··· Supplied data

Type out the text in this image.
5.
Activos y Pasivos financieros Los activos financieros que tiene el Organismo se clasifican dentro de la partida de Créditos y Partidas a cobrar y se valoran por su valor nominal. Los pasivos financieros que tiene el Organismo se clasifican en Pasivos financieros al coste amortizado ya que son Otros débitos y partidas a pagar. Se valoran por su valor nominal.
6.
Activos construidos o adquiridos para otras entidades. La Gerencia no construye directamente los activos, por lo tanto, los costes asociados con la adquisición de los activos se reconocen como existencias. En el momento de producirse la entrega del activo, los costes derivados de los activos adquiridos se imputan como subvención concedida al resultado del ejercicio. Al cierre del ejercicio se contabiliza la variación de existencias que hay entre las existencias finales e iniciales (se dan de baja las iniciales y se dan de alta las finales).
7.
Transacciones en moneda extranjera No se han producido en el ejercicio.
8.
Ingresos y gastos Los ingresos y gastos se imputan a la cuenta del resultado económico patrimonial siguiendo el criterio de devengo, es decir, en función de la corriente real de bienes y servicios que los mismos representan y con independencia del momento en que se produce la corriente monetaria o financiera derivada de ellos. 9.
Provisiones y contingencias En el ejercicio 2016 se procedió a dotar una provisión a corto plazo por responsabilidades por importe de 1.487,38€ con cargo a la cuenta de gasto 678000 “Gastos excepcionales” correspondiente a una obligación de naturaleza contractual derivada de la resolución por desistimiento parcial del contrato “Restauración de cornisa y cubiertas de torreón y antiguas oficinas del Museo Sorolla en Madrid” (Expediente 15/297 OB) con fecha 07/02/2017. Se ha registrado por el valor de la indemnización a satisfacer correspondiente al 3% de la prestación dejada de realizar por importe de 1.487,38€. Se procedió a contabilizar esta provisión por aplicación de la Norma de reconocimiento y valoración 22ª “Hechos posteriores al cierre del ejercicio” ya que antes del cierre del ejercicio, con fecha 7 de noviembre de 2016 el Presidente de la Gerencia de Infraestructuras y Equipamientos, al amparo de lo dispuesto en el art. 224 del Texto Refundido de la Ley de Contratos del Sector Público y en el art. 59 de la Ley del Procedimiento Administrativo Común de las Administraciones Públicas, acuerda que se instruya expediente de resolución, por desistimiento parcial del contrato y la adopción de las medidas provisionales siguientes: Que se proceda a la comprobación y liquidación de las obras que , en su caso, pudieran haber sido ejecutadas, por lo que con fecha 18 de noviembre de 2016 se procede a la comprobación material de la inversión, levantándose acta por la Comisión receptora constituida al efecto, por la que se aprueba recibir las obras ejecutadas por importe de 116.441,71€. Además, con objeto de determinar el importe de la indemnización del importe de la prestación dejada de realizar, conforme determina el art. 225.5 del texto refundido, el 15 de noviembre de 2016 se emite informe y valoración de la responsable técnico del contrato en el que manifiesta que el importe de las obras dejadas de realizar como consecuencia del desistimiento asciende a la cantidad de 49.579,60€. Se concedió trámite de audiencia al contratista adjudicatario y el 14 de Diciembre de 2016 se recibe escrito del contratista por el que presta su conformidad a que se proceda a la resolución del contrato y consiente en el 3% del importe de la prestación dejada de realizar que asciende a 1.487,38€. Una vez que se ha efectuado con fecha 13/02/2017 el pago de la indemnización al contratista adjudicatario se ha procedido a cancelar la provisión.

······

◆ To be done ◆
Give the count of lines holding the word "imputan", with no other words.

◆ Response for this exercise ◆
2